▶ [DIRECTION]
Using the records provided below, locate and copy each line that contains the word "Step".

▶ [RECORDS]
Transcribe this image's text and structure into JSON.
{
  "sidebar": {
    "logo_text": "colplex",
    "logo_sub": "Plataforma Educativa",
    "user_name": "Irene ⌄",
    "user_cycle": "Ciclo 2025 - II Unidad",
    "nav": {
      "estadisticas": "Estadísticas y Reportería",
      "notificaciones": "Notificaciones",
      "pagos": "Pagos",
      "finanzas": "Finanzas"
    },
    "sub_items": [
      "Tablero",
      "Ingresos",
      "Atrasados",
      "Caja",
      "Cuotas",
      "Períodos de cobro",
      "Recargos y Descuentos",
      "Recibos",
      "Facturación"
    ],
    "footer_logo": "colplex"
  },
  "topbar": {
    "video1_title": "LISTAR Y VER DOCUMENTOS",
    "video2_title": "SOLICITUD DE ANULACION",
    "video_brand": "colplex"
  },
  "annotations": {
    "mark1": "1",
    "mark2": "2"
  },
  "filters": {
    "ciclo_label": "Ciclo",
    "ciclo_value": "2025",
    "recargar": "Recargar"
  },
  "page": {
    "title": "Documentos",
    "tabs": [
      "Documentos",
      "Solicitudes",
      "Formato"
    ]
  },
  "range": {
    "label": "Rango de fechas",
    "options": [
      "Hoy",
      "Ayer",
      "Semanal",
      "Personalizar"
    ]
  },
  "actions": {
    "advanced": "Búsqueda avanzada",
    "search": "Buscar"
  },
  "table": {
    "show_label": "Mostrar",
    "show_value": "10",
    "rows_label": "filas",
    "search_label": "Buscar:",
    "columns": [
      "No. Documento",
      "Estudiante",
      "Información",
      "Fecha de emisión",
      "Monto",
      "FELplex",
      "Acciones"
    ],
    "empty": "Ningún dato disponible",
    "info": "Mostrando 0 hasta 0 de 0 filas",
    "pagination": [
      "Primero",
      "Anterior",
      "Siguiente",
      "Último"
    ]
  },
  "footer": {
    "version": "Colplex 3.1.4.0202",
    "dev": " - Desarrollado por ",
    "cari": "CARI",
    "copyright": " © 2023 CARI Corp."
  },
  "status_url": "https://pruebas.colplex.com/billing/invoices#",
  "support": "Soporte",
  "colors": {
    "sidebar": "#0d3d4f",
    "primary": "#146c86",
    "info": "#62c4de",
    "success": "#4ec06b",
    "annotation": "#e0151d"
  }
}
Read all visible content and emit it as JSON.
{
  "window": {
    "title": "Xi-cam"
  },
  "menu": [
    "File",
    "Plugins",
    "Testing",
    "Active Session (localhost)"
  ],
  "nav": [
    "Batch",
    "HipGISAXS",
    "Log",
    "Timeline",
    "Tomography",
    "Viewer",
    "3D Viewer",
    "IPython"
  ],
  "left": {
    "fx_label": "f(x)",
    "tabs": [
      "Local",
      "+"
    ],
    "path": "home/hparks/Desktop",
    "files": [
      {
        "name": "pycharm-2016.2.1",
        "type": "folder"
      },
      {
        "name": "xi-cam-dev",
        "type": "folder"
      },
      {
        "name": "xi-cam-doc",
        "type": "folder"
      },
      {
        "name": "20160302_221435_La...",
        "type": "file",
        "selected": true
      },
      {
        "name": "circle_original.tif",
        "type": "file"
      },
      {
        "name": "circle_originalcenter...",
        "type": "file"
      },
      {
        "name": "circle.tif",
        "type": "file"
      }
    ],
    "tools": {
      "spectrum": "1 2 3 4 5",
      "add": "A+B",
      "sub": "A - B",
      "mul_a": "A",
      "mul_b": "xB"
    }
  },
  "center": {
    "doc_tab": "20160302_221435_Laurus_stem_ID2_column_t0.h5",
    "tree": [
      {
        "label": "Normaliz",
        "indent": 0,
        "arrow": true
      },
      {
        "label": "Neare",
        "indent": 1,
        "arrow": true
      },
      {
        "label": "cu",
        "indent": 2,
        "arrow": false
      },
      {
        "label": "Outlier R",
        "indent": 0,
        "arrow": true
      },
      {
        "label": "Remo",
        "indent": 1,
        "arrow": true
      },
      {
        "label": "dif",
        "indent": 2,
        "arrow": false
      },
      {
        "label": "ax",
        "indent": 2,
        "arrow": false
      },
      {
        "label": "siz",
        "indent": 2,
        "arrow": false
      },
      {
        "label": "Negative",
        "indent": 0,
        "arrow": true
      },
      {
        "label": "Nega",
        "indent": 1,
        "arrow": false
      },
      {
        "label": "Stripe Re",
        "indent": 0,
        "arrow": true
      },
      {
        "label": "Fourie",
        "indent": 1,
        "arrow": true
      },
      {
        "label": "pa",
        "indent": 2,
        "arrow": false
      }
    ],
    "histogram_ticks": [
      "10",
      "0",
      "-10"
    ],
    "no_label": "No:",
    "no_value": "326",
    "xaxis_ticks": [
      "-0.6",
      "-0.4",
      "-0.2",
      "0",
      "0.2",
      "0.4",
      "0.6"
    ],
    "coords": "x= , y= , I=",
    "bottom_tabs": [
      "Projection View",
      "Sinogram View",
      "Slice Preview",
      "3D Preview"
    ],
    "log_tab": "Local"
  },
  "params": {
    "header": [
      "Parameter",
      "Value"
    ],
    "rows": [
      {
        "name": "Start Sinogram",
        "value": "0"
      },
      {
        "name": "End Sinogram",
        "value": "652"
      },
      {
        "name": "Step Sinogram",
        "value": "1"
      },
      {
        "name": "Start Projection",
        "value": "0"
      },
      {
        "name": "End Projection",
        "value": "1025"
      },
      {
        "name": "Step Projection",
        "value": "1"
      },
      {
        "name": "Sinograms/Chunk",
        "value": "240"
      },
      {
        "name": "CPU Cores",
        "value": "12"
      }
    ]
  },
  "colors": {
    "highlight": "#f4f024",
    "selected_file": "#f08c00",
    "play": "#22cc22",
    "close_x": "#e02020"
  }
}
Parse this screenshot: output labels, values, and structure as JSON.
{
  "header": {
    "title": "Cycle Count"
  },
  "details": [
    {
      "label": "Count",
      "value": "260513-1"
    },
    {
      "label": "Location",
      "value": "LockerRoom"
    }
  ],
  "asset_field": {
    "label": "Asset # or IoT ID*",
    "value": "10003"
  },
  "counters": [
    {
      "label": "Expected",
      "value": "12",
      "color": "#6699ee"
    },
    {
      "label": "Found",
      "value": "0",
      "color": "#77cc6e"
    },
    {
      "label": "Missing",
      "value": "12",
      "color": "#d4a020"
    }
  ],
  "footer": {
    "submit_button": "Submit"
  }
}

▶ [WRITTEN ANSWER]
        "name": "Step Sinogram",
        "name": "Step Projection",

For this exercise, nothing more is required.